# Task directions:
Your task is to print all of the material verbatim.

Saved data entries
=-=-=-=-=
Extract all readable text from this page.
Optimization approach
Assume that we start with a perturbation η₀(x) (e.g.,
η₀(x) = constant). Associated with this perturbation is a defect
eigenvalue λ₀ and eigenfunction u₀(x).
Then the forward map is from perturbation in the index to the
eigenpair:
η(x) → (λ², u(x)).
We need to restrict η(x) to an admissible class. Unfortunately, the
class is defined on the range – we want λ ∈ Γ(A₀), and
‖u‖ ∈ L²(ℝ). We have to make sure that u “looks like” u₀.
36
=-=-=-=-=
# Exercise output:
Extract all readable text from this page.
Optimization approach
Assume that we start with a perturbation η₀(x) (e.g.,
η₀(x) = constant). Associated with this perturbation is a defect
eigenvalue λ₀ and eigenfunction u₀(x).
Then the forward map is from perturbation in the index to the
eigenpair:
η(x) → (λ², u(x)).
We need to restrict η(x) to an admissible class. Unfortunately, the
class is defined on the range – we want λ ∈ Γ(A₀), and
‖u‖ ∈ L²(ℝ). We have to make sure that u “looks like” u₀.
36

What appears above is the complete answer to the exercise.